[Stored data]
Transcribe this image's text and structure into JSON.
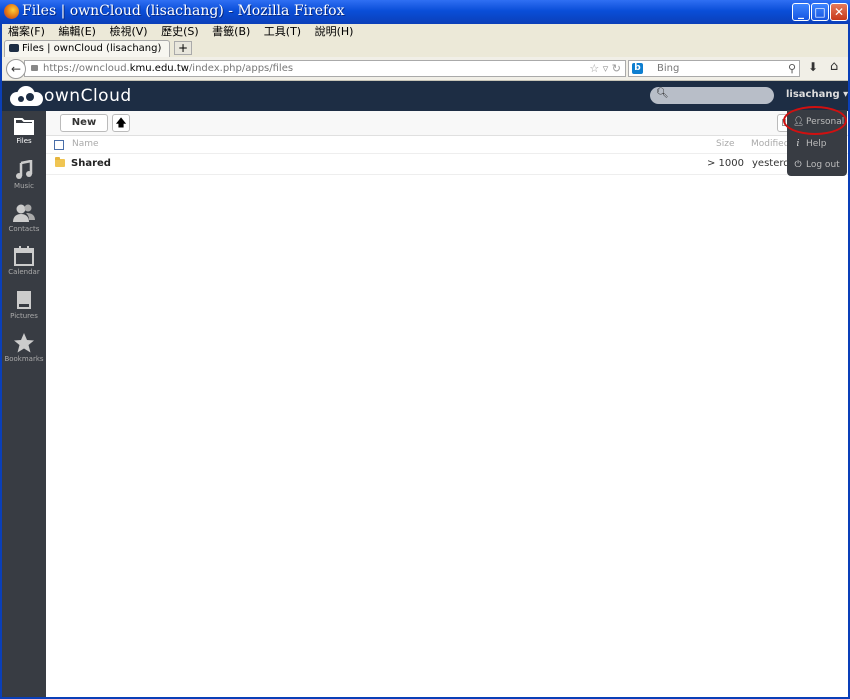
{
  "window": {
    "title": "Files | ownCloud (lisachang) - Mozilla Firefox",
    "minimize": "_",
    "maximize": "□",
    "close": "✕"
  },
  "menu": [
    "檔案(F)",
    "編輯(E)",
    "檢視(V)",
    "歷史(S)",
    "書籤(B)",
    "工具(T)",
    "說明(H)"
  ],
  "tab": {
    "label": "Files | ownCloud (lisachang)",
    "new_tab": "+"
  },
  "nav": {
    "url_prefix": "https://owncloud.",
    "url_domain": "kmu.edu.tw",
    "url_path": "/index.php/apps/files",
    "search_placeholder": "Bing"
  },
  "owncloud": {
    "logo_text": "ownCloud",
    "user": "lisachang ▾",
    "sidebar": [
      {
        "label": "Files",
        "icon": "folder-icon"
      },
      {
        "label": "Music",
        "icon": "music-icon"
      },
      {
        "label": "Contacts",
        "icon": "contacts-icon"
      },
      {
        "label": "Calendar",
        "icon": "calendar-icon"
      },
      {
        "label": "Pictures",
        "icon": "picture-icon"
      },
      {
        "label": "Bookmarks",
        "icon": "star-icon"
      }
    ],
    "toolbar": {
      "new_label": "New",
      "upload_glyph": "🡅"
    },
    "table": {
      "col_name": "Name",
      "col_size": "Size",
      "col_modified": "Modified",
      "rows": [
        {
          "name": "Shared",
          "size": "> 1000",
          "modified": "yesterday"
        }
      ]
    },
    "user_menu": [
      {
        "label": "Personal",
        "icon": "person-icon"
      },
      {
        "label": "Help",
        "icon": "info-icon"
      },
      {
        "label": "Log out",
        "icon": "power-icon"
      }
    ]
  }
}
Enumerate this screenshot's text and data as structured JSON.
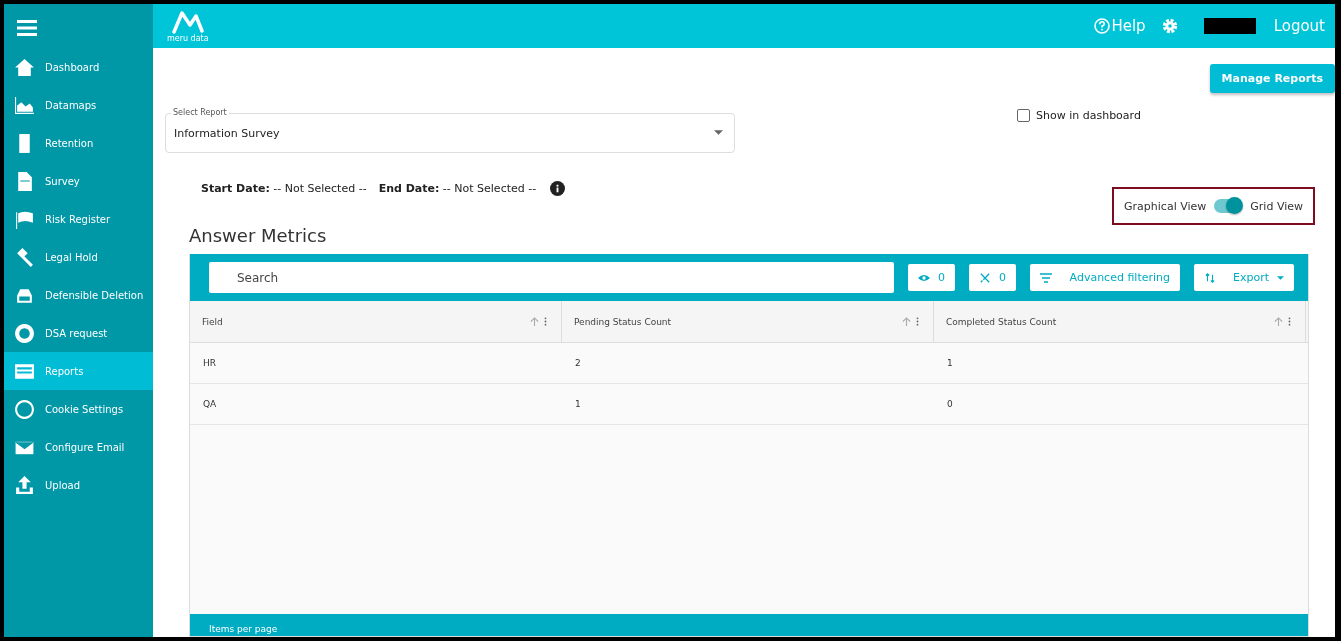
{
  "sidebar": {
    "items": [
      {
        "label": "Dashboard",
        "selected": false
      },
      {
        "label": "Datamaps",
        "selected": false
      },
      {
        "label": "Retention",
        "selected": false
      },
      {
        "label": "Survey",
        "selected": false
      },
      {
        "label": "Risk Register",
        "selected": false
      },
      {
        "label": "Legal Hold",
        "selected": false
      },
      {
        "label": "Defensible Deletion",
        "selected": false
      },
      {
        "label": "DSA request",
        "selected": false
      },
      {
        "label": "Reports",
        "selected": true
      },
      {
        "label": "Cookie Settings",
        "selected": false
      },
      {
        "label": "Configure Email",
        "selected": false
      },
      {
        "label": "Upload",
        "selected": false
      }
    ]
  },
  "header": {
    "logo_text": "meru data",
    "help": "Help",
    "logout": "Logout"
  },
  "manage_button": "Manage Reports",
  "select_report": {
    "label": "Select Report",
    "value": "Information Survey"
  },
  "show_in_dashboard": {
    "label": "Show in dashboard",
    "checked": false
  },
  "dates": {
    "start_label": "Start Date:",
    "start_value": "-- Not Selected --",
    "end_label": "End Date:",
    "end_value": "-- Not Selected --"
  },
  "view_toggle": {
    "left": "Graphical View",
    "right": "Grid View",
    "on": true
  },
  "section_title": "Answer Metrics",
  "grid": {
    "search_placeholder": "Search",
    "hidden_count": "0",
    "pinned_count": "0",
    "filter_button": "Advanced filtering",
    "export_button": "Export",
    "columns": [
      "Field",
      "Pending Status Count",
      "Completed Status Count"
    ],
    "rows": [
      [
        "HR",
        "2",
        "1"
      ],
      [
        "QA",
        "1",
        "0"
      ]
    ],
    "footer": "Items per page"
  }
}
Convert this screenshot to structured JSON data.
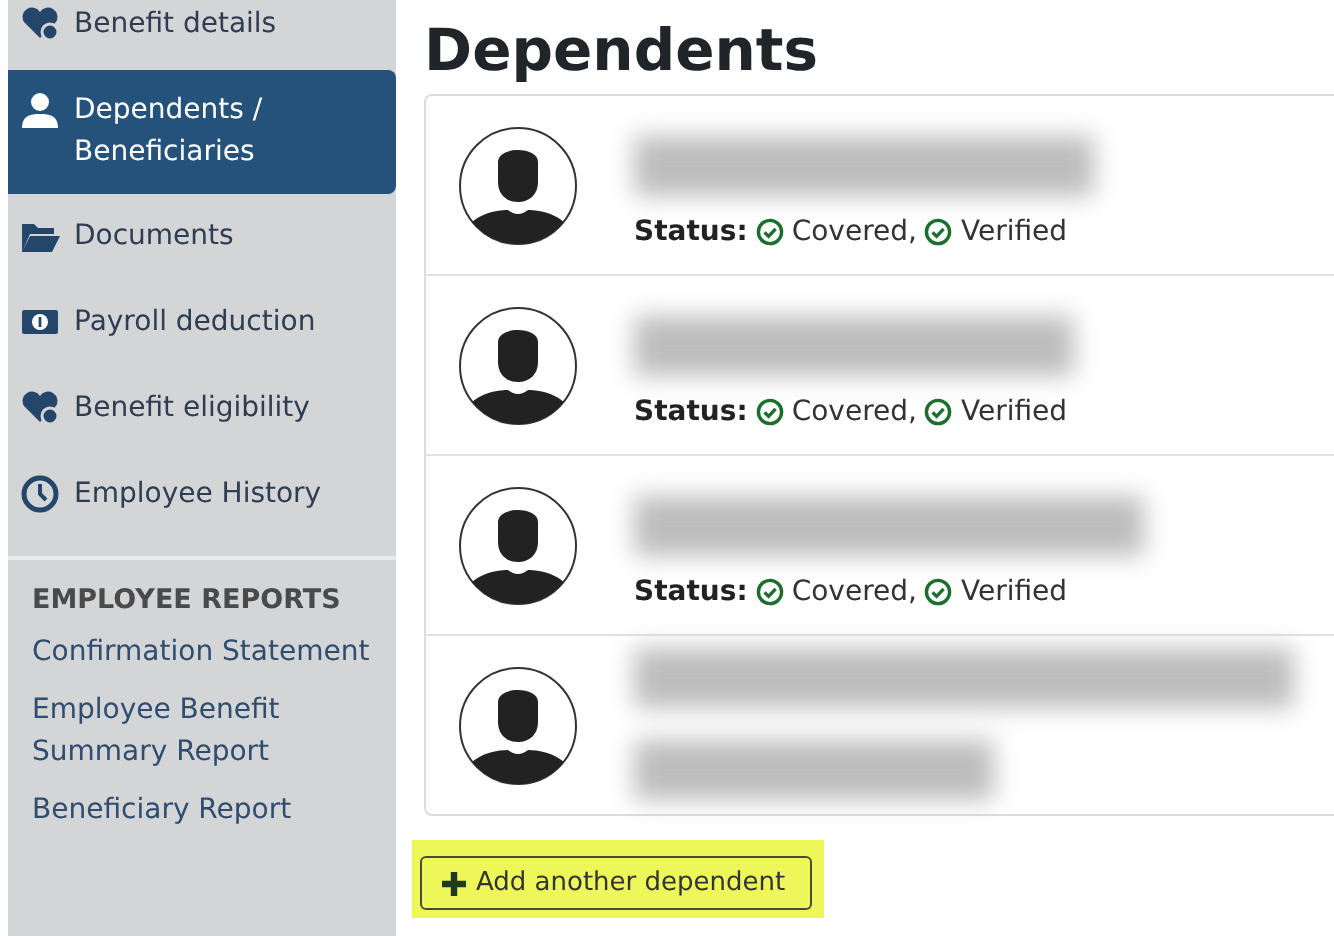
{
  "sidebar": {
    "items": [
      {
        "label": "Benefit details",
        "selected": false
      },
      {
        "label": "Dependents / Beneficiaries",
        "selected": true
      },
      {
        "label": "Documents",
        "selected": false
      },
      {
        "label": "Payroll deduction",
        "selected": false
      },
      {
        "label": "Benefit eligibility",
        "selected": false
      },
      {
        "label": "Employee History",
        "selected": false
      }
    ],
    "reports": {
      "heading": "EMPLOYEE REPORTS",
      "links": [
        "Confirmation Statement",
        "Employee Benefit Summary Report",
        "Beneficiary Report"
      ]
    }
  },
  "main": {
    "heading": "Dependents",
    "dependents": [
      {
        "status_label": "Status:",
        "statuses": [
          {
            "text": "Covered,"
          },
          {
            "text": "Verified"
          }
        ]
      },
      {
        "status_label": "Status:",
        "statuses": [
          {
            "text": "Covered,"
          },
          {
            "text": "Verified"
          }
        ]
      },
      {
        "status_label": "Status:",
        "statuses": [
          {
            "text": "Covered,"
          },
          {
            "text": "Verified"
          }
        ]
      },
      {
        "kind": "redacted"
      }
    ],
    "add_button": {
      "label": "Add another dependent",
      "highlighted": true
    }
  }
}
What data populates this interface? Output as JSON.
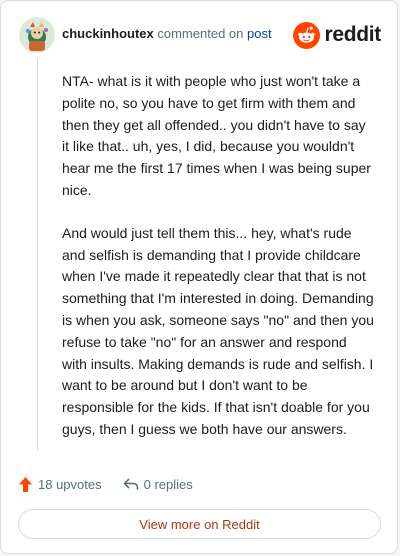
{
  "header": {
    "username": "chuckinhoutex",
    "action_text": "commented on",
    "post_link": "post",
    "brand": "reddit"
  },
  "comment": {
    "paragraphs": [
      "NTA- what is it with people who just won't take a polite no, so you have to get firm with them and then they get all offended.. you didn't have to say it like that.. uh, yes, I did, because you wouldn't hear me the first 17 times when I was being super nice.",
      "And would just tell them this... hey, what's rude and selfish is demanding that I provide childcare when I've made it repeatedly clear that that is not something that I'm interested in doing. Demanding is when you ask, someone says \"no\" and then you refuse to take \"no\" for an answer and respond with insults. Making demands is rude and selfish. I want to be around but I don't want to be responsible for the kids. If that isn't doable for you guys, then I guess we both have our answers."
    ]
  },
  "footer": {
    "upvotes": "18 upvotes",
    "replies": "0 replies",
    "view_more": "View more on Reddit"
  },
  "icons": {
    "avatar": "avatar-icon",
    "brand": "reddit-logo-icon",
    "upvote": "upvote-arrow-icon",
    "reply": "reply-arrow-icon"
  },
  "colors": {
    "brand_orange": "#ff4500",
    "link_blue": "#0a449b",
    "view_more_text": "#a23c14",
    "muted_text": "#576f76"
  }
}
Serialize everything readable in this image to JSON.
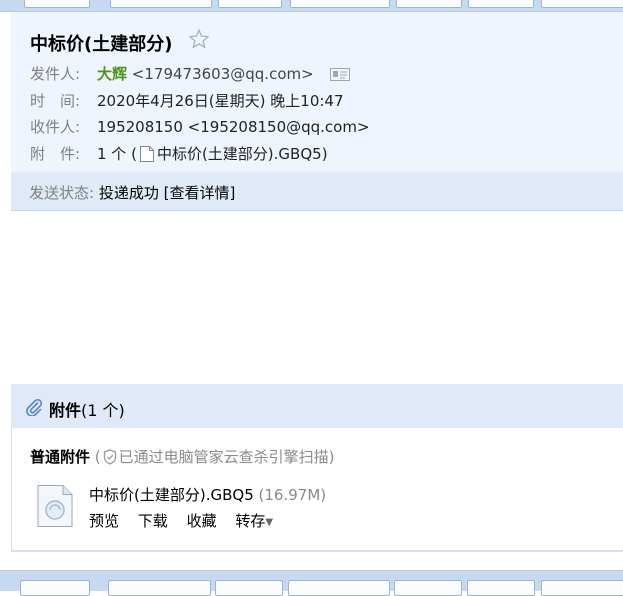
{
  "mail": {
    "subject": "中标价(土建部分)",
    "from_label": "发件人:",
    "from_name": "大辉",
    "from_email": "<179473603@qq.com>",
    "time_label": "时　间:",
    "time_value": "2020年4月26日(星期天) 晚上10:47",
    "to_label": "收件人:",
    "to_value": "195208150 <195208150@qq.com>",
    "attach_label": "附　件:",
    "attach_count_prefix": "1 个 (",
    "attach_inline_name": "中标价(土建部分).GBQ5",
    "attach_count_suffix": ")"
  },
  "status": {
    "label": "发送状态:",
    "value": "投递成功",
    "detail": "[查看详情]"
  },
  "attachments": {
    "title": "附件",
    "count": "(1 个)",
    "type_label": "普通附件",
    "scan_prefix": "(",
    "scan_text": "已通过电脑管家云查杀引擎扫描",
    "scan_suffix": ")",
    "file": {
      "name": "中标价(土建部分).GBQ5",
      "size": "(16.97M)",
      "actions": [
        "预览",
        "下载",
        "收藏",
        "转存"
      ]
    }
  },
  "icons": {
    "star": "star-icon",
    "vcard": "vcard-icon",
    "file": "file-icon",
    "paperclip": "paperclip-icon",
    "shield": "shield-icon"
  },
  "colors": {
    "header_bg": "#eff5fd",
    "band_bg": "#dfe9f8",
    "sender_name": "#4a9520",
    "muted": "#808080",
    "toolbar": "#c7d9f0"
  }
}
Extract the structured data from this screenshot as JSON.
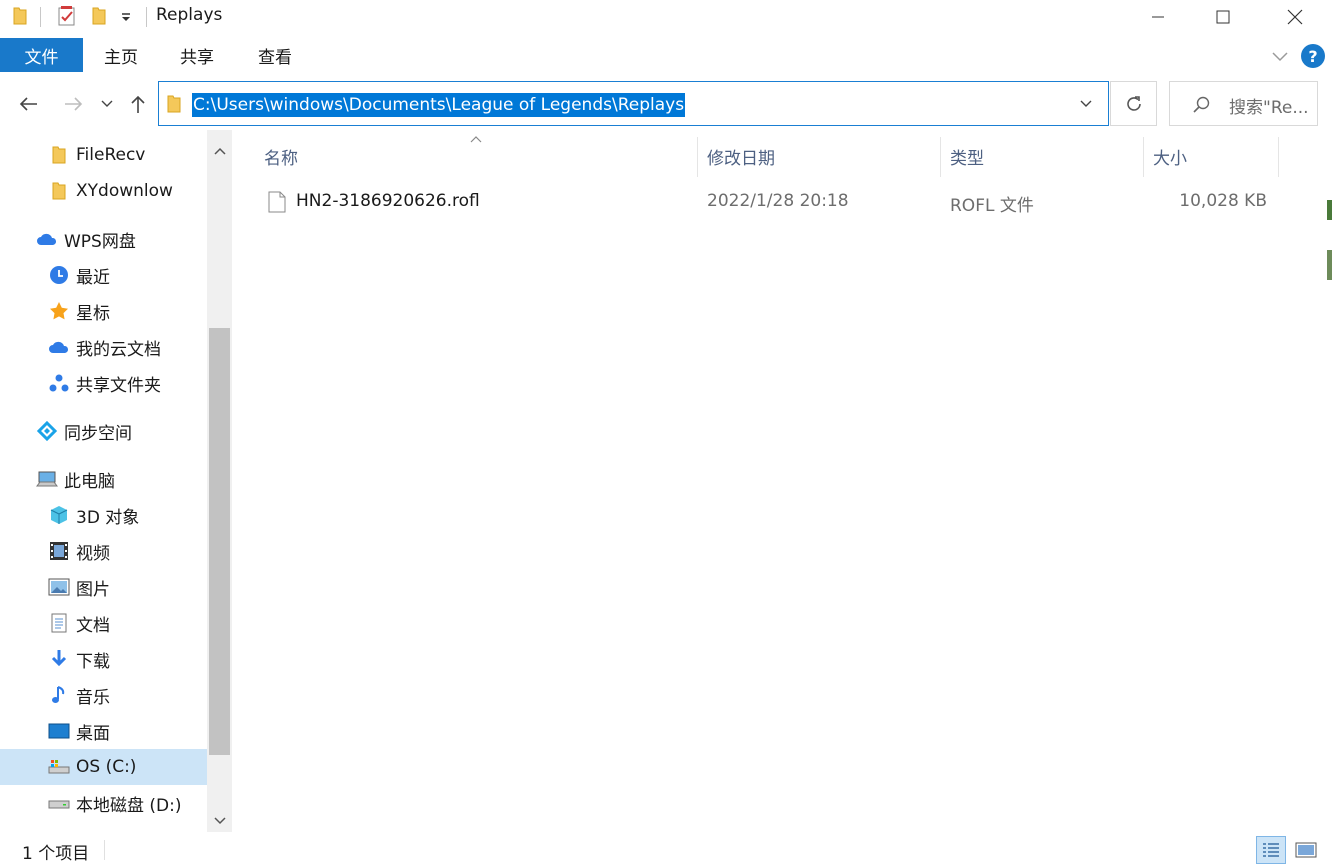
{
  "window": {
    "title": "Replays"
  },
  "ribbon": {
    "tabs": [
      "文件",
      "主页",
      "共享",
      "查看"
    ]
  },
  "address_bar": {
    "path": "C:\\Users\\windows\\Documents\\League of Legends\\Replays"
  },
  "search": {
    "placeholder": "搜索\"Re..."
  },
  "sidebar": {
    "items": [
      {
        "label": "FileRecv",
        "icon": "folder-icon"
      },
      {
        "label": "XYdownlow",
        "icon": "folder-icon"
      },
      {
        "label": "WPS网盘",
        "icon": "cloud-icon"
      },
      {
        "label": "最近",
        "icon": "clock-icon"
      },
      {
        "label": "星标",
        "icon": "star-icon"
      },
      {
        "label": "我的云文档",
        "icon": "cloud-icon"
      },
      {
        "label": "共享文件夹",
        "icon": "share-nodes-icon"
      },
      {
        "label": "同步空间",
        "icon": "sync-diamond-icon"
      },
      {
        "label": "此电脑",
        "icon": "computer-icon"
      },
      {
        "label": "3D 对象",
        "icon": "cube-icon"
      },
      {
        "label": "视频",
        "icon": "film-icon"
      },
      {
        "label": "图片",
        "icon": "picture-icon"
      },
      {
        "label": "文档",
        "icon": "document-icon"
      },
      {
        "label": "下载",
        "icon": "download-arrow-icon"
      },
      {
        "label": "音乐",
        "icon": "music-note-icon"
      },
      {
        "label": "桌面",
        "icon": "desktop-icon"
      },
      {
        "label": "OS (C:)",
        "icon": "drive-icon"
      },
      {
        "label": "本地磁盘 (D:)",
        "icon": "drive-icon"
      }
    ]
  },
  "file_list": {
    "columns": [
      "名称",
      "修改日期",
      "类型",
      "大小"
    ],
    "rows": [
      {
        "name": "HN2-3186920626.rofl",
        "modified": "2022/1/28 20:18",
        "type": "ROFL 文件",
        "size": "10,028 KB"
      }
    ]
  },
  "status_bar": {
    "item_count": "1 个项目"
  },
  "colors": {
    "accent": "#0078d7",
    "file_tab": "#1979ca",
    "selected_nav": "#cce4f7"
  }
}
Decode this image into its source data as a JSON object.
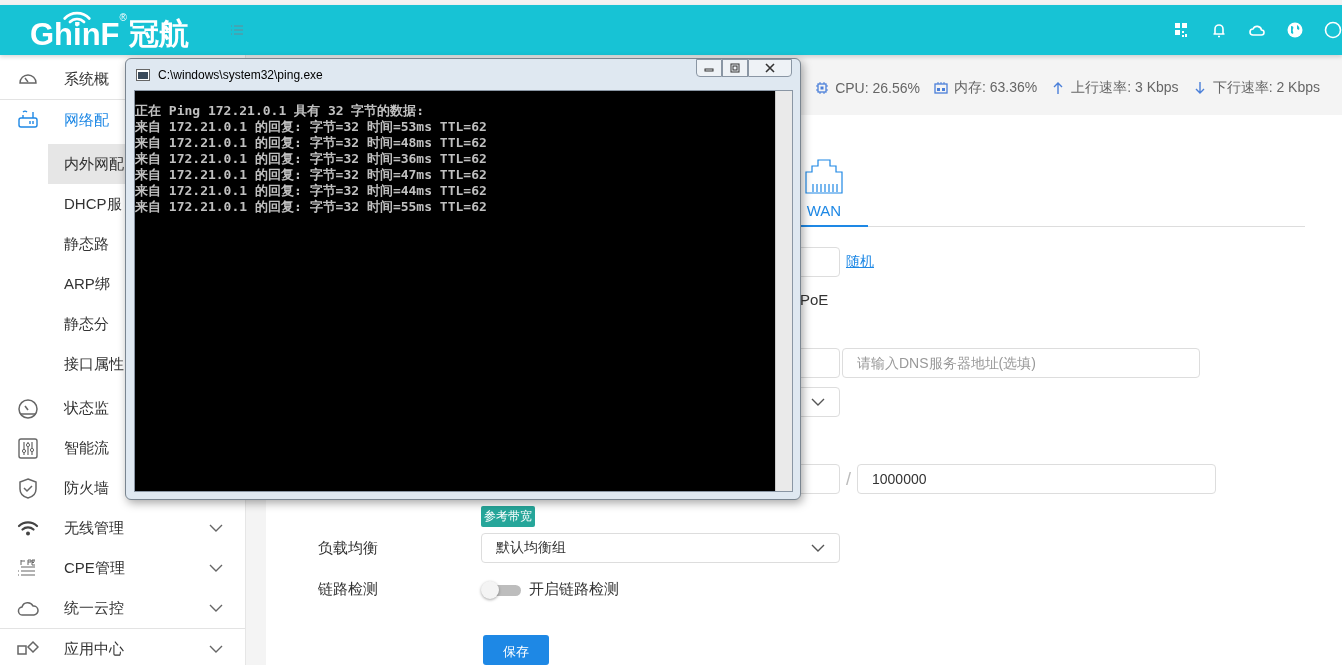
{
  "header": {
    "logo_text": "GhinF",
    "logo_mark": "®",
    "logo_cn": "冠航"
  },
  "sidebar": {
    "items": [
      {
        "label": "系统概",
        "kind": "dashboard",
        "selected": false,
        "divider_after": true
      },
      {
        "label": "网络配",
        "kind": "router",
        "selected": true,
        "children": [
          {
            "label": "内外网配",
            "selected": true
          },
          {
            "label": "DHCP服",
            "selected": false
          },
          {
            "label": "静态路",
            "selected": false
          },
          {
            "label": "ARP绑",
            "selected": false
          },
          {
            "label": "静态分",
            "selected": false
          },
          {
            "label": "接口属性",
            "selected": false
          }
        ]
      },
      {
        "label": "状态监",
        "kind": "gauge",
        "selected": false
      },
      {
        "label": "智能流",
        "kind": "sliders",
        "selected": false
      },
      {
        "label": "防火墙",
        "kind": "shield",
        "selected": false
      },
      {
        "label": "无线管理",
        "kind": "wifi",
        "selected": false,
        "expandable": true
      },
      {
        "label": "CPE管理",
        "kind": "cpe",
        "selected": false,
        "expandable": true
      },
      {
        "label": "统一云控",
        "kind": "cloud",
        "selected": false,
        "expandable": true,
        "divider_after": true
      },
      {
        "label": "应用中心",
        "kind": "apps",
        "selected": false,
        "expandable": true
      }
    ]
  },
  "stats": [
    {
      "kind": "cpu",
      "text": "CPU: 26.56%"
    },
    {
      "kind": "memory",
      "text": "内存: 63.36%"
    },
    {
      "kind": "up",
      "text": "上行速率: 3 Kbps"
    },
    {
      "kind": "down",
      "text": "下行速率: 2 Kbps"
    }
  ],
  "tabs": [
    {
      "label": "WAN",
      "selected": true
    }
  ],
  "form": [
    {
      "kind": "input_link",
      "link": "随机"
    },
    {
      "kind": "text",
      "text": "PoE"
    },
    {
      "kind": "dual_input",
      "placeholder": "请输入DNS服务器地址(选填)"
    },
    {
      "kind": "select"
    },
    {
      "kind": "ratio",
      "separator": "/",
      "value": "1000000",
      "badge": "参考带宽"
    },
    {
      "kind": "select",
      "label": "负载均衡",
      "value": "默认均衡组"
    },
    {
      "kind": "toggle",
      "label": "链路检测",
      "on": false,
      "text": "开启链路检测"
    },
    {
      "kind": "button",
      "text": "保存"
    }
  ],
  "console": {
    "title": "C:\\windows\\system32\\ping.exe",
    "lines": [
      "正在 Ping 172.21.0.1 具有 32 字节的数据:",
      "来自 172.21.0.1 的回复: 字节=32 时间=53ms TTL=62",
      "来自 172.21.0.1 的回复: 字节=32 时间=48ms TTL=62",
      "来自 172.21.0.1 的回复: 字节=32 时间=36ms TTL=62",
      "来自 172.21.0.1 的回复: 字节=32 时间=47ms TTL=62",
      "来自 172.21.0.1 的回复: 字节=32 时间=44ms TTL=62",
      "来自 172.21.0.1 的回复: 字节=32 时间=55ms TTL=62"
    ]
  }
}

### Written instruction
Search the entries for the word "with" and pick out every line that holds it.

### Task answer
      "NTA- what is it with people who just won't take a polite no, so you have to get firm with them and then they get all offended.. you didn't have to say it like that.. uh, yes, I did, because you wouldn't hear me the first 17 times when I was being super nice.",
      "And would just tell them this... hey, what's rude and selfish is demanding that I provide childcare when I've made it repeatedly clear that that is not something that I'm interested in doing. Demanding is when you ask, someone says \"no\" and then you refuse to take \"no\" for an answer and respond with insults. Making demands is rude and selfish. I want to be around but I don't want to be responsible for the kids. If that isn't doable for you guys, then I guess we both have our answers."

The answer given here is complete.